Give nothing except the number of lines containing the word "heading".

(Stored data)

========================

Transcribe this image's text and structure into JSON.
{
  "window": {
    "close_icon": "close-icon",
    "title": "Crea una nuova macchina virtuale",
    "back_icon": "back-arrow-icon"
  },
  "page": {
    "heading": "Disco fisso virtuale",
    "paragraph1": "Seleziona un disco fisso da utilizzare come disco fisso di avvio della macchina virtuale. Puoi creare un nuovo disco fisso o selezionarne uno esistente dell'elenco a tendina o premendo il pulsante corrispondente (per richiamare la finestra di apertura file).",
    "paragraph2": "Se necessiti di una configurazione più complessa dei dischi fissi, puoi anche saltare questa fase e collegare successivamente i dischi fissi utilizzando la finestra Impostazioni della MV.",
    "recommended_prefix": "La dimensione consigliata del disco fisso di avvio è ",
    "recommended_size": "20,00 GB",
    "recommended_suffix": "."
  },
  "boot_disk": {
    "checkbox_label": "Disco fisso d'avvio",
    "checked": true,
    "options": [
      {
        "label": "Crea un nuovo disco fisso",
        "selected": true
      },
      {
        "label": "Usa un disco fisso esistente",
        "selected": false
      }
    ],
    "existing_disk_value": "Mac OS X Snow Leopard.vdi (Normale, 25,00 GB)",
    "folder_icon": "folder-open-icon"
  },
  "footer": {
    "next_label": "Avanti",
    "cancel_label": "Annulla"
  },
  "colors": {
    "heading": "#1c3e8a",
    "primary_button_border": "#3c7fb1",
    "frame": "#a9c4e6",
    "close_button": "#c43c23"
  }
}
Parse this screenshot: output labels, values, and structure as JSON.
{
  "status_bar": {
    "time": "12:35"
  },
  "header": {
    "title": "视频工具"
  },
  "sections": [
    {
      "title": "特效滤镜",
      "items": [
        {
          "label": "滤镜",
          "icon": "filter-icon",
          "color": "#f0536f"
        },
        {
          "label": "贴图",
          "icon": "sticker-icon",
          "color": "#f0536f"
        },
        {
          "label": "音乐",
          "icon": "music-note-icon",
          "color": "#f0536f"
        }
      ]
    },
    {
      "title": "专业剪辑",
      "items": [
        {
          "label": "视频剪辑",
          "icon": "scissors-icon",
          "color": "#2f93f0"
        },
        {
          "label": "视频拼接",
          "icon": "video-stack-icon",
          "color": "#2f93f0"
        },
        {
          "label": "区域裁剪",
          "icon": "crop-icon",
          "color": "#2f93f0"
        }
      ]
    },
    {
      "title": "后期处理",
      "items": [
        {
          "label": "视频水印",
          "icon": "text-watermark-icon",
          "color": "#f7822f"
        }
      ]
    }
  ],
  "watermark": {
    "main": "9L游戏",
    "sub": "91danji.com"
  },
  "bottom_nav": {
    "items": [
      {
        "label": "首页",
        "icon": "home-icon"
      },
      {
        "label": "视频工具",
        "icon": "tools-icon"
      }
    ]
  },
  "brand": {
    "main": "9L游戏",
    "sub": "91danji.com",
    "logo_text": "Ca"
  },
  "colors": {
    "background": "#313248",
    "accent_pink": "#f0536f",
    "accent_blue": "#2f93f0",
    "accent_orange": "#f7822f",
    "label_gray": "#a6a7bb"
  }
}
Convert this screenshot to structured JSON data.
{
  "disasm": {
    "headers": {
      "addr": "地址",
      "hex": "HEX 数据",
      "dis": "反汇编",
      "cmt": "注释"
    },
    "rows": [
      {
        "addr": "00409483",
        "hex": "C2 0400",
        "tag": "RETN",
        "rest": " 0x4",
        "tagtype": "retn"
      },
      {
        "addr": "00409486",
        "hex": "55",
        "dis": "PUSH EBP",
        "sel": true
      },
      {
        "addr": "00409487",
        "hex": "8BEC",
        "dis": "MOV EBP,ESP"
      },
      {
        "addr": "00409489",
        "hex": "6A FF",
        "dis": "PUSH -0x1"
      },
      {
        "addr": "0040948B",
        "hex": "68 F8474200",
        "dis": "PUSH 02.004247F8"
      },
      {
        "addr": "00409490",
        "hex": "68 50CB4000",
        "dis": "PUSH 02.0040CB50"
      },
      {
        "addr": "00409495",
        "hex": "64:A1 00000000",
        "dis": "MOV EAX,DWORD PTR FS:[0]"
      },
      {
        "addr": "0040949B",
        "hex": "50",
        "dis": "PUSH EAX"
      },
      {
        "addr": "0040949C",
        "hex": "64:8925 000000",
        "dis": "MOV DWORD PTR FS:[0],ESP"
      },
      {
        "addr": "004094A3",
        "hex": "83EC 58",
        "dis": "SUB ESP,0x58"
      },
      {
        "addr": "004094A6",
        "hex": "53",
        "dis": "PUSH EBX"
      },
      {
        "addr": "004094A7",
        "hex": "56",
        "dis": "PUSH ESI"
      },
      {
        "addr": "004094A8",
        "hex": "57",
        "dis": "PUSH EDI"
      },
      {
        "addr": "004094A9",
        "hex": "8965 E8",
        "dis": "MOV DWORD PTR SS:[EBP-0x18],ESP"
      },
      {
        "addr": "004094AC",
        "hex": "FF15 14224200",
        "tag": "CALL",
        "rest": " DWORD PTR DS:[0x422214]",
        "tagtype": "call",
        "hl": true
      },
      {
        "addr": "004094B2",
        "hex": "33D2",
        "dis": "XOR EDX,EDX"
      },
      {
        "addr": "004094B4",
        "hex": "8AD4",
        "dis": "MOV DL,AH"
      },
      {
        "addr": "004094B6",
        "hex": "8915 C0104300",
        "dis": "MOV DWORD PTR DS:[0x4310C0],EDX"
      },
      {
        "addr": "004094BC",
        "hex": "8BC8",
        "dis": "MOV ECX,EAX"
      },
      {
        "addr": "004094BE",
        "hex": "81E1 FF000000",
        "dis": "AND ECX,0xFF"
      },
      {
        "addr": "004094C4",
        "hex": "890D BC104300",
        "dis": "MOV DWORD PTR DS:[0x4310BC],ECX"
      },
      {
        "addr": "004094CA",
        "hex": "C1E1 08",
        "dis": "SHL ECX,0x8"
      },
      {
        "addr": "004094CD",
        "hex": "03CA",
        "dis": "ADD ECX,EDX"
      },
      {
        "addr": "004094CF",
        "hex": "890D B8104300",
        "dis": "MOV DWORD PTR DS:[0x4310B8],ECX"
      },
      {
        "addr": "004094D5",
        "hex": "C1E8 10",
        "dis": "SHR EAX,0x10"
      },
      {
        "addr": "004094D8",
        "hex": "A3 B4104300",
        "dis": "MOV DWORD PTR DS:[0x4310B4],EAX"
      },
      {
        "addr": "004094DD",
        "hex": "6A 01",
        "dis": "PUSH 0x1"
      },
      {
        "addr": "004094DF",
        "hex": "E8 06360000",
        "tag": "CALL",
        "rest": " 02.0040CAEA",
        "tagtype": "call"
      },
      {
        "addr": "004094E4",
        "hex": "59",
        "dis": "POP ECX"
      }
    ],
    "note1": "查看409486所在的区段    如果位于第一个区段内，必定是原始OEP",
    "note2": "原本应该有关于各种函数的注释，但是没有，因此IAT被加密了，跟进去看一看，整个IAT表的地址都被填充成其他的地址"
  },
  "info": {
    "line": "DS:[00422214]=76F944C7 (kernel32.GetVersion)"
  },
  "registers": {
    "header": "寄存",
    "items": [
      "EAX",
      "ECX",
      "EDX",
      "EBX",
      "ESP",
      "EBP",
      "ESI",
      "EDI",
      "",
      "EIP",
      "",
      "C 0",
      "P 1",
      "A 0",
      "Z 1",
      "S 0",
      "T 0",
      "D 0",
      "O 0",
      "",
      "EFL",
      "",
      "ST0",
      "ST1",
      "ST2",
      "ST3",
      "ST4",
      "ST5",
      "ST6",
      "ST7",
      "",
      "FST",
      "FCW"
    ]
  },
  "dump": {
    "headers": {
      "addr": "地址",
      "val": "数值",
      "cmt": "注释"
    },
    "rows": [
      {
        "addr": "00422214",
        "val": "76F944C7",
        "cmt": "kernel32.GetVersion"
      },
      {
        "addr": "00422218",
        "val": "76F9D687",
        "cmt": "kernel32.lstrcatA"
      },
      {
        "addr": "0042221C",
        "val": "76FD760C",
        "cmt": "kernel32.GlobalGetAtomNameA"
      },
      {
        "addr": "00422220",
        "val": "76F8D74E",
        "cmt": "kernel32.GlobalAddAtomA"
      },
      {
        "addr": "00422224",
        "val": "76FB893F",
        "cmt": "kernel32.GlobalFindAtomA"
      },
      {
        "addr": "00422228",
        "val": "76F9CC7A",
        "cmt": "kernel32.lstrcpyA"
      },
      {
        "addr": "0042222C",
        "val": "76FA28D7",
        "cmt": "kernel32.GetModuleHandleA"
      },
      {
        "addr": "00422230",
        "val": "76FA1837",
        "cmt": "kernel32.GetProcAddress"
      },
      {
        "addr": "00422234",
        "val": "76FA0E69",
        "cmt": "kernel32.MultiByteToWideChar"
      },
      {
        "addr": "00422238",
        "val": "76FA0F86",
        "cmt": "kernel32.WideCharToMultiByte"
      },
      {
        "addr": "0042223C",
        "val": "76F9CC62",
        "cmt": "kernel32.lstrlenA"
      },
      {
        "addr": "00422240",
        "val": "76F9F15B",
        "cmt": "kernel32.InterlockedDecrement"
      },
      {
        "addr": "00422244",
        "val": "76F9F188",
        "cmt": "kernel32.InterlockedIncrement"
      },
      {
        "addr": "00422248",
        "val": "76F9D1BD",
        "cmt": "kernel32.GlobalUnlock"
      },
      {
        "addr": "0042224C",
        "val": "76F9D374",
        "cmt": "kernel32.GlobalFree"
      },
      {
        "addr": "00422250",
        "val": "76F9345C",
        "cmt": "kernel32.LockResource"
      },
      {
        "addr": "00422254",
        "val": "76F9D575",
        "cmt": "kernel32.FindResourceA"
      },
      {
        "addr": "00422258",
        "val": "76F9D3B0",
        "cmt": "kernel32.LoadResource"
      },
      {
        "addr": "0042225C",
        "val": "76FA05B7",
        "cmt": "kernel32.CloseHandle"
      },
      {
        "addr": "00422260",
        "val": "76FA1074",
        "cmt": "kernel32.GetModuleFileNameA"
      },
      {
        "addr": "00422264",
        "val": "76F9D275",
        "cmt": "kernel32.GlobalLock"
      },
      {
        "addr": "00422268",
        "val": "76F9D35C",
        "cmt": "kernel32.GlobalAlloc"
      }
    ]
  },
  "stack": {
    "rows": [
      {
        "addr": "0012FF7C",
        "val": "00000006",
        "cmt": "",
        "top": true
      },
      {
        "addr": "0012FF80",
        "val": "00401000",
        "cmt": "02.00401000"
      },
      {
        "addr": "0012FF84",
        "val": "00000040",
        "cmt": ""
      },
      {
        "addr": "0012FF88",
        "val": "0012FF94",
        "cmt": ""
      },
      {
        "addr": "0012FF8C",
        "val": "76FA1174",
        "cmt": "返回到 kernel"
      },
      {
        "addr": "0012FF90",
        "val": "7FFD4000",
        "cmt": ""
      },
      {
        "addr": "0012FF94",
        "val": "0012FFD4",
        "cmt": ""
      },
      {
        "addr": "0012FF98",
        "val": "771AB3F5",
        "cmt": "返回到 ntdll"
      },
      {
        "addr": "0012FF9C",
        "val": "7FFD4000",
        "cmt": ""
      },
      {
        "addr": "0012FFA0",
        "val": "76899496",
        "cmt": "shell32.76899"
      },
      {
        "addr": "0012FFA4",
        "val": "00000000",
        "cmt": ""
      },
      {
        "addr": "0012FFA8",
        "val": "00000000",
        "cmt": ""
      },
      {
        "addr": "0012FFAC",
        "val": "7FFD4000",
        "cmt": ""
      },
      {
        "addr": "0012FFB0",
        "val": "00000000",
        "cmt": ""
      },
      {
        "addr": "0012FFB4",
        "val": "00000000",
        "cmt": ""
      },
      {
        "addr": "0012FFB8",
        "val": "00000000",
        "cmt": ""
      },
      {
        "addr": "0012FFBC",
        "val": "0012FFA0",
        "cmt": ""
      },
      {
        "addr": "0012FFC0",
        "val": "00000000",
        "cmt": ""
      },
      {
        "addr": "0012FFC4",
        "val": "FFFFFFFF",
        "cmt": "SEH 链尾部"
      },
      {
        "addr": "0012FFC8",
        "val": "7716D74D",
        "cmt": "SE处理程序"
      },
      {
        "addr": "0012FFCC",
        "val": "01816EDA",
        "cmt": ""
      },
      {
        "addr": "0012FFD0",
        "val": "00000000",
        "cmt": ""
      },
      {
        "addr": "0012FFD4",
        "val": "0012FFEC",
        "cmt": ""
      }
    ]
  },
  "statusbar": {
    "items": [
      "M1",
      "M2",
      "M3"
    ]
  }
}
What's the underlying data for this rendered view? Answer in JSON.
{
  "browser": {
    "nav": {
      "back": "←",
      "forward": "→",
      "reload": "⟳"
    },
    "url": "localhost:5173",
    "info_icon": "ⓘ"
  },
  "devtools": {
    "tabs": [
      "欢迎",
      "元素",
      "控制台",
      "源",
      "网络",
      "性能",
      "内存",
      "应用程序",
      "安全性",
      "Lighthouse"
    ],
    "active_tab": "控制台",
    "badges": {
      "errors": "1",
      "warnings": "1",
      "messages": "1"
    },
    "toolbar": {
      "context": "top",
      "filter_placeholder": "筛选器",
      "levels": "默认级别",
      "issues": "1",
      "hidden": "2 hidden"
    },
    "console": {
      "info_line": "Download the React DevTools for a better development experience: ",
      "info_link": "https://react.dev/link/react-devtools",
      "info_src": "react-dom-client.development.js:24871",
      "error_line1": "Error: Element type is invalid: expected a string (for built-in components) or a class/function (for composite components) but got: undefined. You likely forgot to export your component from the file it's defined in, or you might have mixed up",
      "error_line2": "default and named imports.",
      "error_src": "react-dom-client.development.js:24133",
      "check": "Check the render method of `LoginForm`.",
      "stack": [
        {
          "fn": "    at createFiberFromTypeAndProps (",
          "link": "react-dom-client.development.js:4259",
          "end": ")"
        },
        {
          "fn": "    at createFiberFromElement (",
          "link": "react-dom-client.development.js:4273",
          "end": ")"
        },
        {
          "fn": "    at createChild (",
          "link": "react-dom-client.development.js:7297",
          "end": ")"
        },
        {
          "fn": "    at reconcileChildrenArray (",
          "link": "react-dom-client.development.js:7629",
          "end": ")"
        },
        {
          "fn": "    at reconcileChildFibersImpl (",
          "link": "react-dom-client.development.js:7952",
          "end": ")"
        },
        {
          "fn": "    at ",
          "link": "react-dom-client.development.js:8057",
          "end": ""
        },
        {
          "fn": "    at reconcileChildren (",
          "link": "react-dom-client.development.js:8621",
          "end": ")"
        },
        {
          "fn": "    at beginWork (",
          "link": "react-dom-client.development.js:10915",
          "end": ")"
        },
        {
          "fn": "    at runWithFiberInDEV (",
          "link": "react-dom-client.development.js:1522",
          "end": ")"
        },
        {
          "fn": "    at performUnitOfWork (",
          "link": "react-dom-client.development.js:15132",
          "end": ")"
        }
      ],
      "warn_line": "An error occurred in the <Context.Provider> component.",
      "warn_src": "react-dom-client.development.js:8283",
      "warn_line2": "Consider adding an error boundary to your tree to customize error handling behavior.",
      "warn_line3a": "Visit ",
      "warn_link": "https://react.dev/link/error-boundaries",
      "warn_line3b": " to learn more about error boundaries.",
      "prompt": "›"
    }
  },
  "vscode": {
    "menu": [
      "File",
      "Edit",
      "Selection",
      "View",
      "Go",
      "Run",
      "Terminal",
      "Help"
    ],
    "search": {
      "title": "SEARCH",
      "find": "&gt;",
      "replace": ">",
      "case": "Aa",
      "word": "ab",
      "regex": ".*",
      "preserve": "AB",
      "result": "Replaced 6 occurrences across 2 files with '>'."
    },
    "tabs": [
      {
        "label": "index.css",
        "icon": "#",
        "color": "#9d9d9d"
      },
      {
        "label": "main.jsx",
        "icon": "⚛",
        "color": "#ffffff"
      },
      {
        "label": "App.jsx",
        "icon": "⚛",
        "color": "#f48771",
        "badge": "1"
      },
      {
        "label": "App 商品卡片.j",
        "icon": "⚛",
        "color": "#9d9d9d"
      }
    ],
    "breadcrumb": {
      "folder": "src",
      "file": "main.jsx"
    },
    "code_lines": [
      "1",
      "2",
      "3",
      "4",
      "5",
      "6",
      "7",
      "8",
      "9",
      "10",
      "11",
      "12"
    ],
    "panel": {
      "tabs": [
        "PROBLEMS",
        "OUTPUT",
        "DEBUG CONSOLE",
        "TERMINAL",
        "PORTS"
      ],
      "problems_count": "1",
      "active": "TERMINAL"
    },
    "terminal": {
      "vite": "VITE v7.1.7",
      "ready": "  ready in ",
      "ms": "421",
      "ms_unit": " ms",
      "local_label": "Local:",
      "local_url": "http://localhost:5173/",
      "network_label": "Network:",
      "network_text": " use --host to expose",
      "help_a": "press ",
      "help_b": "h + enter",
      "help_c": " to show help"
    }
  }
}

========================

◆ **Answer to the exercise**: 2